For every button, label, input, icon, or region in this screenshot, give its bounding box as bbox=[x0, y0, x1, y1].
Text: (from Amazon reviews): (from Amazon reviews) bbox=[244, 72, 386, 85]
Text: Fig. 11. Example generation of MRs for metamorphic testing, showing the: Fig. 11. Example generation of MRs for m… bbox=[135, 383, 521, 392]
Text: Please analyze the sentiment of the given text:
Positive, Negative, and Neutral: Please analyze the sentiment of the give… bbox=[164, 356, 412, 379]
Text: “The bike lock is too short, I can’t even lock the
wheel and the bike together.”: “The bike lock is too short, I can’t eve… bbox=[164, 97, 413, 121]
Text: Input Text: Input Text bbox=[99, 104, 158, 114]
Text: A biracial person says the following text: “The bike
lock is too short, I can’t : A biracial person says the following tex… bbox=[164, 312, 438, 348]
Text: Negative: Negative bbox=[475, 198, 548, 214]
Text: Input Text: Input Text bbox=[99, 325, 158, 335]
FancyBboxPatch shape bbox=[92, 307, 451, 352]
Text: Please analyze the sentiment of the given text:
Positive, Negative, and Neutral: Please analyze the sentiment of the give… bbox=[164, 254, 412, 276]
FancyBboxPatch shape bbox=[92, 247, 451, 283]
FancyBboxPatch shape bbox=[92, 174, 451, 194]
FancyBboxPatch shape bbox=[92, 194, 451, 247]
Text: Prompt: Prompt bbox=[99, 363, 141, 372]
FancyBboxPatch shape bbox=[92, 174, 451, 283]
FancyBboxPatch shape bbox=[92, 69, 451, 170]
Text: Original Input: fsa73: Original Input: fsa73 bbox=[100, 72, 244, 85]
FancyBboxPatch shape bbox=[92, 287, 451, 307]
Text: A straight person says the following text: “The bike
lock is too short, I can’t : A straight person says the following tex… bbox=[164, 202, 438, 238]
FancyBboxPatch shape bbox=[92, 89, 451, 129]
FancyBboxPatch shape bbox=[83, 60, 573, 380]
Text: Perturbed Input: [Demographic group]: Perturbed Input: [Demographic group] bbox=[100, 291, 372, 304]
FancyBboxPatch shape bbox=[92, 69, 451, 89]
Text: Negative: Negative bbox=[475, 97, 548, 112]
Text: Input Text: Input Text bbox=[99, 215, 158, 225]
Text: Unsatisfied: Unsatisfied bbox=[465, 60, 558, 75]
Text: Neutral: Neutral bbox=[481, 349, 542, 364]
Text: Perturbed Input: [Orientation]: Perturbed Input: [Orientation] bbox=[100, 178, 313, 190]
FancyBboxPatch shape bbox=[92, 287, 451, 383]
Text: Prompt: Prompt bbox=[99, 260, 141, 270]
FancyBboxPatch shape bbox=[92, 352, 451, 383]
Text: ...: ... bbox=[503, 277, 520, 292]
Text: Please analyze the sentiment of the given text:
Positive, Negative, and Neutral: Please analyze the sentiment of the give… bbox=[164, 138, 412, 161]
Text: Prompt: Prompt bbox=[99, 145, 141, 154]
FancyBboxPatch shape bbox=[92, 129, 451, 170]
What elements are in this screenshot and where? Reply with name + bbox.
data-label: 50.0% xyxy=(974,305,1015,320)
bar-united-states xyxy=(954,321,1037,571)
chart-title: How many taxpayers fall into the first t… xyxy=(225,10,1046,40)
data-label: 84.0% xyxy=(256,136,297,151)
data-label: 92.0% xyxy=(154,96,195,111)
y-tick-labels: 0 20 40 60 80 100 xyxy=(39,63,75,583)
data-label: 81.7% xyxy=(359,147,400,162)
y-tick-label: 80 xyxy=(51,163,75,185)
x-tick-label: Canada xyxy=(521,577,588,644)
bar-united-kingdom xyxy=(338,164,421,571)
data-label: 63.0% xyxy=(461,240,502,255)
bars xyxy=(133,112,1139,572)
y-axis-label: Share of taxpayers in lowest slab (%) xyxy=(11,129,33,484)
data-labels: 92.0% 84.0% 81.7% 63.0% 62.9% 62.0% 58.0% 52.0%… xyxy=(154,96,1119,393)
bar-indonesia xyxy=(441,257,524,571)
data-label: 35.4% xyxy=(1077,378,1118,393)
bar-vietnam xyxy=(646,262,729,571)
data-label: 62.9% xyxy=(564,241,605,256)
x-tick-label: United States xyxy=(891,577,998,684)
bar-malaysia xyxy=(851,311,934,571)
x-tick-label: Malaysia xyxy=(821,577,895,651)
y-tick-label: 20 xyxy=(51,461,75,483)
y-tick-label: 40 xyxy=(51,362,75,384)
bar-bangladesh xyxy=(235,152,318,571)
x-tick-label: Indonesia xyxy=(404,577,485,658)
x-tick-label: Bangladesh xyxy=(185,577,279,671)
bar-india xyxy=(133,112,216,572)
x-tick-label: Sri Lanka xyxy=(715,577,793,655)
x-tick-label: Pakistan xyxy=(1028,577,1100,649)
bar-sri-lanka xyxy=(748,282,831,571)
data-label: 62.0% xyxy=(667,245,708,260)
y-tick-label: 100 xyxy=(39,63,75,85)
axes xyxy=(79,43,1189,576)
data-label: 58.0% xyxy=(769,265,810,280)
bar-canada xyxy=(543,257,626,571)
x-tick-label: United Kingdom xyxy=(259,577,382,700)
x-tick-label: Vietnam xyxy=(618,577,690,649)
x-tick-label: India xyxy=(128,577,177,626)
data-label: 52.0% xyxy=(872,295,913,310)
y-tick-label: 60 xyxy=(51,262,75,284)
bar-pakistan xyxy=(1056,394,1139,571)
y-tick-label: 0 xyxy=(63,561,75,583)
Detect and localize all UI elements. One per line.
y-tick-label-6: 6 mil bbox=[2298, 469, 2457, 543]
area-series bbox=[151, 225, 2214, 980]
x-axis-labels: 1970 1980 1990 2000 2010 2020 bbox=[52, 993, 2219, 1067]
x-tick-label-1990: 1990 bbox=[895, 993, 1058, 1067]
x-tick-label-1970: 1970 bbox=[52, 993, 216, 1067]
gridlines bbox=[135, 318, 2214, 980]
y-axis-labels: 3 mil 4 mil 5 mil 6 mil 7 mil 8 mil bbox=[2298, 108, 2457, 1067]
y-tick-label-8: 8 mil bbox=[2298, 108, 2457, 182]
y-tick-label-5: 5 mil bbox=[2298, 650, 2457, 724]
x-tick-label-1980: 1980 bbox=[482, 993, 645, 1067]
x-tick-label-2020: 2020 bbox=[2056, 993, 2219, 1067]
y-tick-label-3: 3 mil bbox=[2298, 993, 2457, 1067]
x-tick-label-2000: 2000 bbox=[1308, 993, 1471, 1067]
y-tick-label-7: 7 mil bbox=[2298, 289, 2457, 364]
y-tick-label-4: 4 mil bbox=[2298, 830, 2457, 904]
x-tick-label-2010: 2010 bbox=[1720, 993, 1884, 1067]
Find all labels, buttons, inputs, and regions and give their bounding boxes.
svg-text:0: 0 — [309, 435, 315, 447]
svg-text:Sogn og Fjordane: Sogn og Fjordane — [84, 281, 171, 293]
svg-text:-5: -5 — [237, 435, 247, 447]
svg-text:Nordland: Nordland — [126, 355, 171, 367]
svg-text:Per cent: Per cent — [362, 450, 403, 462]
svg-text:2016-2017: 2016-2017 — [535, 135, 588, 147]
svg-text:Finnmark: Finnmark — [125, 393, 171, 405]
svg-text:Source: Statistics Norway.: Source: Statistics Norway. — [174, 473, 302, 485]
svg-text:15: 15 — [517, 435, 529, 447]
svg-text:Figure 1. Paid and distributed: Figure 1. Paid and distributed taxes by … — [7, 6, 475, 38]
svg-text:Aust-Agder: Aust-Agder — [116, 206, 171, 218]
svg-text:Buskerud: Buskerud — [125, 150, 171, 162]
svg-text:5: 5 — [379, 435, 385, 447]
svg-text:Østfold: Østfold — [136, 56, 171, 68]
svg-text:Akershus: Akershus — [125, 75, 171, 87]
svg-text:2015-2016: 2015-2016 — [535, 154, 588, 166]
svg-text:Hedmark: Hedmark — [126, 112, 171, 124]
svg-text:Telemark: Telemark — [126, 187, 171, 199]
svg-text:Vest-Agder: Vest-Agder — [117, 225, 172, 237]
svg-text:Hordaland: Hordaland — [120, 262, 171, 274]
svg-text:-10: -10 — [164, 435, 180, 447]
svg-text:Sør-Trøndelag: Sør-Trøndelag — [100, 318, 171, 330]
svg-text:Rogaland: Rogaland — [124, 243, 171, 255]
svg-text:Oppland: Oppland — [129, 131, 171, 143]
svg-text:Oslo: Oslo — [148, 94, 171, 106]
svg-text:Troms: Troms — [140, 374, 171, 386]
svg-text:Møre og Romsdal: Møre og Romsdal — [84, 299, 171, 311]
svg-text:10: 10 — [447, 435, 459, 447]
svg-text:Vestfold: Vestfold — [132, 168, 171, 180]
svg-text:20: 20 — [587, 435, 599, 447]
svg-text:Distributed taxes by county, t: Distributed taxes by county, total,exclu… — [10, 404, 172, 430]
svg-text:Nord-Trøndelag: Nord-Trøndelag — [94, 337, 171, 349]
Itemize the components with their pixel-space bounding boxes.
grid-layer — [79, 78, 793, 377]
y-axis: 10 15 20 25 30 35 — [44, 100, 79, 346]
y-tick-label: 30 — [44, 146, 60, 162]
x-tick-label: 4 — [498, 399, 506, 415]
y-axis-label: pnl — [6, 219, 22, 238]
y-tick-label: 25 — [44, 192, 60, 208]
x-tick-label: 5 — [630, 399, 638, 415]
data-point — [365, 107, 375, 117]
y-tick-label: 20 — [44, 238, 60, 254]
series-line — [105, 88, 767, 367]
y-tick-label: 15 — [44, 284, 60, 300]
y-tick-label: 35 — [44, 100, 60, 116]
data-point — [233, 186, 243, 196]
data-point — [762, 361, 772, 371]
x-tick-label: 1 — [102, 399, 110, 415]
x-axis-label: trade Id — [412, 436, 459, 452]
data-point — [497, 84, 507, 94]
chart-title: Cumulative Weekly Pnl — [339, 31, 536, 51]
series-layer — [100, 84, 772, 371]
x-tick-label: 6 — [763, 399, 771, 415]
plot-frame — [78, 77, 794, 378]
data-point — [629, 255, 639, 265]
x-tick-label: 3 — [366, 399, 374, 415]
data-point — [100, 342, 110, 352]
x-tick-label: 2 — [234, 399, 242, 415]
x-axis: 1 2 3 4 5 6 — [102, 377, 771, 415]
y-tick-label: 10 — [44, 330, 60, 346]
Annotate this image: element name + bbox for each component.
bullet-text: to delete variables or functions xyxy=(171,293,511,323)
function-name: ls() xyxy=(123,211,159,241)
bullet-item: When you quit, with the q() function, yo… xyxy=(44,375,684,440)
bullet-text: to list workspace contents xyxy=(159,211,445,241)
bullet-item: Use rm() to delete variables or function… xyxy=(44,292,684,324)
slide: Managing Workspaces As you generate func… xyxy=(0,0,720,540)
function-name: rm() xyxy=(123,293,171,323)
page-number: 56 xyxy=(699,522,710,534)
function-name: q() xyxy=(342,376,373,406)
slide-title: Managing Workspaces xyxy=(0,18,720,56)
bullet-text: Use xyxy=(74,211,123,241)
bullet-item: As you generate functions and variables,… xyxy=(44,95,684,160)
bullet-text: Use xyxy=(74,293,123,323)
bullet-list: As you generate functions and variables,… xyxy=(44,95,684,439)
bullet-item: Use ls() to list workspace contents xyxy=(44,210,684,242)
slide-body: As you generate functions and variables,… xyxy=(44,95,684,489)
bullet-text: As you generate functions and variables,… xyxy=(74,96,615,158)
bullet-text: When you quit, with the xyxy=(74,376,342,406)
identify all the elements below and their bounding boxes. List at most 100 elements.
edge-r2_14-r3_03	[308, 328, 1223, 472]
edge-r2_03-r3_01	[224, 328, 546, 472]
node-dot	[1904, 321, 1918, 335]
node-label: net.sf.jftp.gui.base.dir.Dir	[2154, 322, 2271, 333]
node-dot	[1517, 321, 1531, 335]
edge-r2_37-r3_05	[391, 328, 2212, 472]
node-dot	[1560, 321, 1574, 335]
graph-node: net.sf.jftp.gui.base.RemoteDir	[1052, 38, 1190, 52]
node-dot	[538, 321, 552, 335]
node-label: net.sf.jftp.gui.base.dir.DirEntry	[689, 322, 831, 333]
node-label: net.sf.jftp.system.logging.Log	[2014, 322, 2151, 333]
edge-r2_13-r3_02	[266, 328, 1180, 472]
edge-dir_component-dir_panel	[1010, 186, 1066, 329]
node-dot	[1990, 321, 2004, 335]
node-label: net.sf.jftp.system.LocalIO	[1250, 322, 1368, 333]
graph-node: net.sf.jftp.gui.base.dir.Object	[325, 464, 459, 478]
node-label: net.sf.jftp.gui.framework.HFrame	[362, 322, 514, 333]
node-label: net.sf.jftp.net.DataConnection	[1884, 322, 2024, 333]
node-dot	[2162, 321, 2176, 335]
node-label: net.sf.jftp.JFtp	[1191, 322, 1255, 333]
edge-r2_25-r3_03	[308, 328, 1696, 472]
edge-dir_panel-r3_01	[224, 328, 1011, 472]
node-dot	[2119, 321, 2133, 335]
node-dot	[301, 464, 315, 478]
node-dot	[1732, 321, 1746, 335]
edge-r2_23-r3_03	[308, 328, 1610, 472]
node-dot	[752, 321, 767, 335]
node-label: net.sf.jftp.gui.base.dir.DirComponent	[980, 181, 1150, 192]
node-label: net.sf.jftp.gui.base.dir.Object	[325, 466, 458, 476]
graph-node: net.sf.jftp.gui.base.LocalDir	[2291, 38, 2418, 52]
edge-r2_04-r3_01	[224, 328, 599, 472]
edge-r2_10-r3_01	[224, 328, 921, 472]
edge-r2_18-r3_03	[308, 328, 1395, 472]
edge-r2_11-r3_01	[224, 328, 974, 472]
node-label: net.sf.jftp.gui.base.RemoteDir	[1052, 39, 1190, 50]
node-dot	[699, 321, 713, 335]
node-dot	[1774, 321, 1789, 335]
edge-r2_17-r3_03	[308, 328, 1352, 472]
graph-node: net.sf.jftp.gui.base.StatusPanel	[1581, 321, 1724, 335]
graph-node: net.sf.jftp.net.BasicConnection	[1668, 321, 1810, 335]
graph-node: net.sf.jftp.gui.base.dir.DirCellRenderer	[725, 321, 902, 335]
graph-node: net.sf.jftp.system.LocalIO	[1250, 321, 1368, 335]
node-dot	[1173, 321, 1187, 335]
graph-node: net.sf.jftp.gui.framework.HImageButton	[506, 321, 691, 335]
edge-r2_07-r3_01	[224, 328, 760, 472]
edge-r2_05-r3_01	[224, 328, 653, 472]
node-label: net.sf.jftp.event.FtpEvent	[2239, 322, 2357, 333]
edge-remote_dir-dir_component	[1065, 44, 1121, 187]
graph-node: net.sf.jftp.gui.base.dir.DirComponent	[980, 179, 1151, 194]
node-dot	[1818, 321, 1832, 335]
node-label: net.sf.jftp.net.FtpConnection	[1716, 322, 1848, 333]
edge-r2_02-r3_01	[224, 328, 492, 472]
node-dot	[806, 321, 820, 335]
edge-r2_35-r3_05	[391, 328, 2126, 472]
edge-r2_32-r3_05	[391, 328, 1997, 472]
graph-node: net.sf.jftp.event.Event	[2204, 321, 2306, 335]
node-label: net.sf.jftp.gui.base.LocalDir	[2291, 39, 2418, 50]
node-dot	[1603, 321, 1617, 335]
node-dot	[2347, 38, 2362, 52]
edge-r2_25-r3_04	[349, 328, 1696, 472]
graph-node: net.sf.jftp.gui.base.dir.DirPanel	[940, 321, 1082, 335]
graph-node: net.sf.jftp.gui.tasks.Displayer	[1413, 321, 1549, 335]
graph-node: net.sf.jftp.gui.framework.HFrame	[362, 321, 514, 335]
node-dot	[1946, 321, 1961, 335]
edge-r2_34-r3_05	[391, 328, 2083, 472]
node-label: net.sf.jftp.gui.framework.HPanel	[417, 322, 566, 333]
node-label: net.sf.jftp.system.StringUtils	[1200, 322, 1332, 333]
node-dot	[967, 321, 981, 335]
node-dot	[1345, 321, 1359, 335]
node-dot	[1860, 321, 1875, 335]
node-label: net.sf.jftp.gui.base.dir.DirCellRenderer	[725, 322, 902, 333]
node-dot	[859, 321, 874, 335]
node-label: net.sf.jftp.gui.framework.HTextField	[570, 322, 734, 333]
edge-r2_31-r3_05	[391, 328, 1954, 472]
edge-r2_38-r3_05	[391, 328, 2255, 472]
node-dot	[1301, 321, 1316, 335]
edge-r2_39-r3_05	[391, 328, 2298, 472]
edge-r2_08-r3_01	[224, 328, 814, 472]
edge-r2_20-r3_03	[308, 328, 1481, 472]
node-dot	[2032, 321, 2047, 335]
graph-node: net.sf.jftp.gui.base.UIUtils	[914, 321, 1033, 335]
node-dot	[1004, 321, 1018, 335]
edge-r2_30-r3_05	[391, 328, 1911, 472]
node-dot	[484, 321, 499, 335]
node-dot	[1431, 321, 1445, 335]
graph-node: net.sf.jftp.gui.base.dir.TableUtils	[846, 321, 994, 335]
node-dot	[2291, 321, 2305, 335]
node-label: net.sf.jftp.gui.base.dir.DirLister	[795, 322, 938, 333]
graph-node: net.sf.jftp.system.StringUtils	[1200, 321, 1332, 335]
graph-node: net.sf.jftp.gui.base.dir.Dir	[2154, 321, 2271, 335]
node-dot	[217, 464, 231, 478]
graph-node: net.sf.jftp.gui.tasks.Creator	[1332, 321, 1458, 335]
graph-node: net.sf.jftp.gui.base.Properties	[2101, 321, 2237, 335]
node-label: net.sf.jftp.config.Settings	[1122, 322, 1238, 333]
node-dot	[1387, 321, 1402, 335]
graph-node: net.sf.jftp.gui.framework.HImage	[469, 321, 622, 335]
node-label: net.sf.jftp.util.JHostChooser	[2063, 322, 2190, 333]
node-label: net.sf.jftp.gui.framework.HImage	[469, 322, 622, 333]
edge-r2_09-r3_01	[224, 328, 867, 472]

■ **Exercise directions**
Return the lines from the very first one through the line holding "Text: A biracial", inclusive, copying each without any change.

■ **Task result**
For every button, label, input, icon, or region in this screenshot, give its bounding box as bbox=[x0, y0, x1, y1].
Text: (from Amazon reviews): (from Amazon reviews) bbox=[244, 72, 386, 85]
Text: Fig. 11. Example generation of MRs for metamorphic testing, showing the: Fig. 11. Example generation of MRs for m… bbox=[135, 383, 521, 392]
Text: Please analyze the sentiment of the given text:
Positive, Negative, and Neutral: Please analyze the sentiment of the give… bbox=[164, 356, 412, 379]
Text: “The bike lock is too short, I can’t even lock the
wheel and the bike together.”: “The bike lock is too short, I can’t eve… bbox=[164, 97, 413, 121]
Text: Input Text: Input Text bbox=[99, 104, 158, 114]
Text: A biracial person says the following text: “The bike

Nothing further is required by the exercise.